- [What the task asks]: Copy, from the entries below, each line in which the string "this" appears.

- [Available data]:
◇ ◇ ◇ ◇ ◇ ◇ ◇

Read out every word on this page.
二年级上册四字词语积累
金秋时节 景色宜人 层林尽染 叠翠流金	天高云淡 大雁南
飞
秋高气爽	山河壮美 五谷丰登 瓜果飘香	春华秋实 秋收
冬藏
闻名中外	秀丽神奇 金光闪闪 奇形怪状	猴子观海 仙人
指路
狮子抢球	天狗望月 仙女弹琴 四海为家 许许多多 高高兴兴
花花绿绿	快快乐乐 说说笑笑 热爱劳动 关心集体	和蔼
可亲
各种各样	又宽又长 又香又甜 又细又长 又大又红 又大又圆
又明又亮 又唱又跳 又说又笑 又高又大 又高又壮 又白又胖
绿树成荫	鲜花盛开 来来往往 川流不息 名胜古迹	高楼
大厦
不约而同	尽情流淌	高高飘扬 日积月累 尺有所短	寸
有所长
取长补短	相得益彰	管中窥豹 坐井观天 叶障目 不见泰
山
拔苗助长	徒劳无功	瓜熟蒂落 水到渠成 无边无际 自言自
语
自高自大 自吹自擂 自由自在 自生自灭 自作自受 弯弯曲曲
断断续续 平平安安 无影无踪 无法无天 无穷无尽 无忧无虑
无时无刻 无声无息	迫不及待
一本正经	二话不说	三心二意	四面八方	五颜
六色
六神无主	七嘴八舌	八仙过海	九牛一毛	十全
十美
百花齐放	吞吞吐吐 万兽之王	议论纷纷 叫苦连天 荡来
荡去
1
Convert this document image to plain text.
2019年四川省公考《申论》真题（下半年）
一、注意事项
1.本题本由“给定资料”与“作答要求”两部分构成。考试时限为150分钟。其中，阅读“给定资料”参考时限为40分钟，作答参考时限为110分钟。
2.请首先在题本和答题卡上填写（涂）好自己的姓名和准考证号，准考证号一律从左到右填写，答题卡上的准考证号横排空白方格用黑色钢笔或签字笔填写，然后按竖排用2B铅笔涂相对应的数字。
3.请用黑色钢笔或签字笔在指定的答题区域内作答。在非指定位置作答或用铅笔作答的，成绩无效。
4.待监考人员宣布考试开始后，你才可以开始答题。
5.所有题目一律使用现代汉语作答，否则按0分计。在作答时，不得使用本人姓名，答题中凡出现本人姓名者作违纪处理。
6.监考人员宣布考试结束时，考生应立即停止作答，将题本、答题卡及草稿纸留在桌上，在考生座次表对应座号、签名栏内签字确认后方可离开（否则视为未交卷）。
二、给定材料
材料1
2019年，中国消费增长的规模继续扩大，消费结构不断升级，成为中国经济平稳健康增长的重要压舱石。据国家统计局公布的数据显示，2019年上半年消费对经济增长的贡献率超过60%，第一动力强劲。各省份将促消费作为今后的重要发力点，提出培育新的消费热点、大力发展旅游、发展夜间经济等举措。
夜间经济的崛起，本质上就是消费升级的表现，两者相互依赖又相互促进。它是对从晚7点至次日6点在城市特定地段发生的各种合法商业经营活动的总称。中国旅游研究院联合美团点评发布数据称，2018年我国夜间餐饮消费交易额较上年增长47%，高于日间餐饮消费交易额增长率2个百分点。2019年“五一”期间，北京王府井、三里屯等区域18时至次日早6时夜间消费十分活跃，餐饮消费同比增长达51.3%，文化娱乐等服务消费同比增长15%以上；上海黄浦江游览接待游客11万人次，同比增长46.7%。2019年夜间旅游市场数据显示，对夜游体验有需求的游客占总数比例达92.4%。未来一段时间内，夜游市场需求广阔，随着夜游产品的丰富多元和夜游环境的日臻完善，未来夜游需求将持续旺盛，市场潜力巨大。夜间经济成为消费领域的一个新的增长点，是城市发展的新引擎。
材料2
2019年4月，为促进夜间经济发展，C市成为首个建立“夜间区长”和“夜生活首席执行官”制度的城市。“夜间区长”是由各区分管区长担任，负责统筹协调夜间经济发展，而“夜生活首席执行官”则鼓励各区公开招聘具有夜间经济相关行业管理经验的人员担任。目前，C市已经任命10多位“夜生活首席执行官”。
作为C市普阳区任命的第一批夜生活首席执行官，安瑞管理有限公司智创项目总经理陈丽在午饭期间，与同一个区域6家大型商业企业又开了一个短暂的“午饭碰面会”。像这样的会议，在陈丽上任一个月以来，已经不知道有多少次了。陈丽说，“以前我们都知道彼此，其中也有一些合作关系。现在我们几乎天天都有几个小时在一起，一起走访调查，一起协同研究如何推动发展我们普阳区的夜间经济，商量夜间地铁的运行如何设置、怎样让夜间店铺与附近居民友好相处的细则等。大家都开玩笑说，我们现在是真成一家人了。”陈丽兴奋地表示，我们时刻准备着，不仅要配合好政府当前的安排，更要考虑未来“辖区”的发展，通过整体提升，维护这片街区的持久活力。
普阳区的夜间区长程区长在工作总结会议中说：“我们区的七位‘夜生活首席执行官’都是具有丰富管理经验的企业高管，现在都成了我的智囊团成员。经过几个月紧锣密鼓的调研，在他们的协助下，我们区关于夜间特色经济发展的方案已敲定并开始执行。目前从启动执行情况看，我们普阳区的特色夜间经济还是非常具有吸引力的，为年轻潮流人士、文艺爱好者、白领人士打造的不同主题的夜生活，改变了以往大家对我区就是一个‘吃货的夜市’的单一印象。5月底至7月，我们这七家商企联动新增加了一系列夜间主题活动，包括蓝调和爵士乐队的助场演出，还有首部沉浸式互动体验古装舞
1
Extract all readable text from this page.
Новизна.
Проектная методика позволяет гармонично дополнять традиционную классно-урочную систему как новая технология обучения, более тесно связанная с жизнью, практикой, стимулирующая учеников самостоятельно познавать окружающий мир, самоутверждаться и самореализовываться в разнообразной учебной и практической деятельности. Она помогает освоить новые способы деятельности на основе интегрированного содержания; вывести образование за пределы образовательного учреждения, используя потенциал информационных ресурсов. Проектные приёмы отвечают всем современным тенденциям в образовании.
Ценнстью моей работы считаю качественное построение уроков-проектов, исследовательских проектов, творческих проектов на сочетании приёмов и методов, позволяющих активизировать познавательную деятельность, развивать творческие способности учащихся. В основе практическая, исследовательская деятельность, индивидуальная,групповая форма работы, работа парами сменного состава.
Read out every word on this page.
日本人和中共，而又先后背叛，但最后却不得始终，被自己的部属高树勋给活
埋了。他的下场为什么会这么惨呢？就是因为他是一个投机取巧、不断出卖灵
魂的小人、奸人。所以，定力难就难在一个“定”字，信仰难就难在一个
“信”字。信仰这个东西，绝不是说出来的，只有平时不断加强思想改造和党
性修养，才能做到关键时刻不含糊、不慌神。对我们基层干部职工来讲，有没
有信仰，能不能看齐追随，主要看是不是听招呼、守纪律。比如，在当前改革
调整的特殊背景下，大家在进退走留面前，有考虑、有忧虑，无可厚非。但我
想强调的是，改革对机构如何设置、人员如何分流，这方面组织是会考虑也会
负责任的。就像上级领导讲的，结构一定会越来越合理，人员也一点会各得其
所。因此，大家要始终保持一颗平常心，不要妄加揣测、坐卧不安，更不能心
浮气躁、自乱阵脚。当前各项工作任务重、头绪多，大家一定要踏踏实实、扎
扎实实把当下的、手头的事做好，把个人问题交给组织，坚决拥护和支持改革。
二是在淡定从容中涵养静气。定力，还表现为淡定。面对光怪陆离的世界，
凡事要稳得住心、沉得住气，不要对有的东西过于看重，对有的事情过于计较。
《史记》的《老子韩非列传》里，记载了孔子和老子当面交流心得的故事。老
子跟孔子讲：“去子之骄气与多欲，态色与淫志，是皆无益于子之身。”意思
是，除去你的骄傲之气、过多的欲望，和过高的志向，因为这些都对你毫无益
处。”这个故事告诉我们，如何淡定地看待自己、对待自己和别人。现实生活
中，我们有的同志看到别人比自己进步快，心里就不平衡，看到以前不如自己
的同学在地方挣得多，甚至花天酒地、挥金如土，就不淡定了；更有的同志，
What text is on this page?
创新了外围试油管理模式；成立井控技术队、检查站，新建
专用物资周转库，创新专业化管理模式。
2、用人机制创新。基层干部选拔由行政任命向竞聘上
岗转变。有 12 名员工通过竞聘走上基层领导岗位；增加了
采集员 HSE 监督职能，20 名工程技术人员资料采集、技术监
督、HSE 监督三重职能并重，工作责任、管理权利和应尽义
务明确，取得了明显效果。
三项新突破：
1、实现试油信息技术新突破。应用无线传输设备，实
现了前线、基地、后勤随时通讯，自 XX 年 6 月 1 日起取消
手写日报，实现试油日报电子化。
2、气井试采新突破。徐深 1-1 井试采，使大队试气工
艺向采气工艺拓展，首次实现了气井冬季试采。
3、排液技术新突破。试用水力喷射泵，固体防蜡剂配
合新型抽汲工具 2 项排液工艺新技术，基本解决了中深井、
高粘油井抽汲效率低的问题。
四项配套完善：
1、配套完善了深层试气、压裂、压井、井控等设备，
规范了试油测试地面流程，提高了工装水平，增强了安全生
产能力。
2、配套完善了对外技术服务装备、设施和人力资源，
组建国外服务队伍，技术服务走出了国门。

◇ ◇ ◇ ◇ ◇ ◇ ◇

- [Written answer]:
Read out every word on this page.
Convert this document image to plain text.
Extract all readable text from this page.
Read out every word on this page.
What text is on this page?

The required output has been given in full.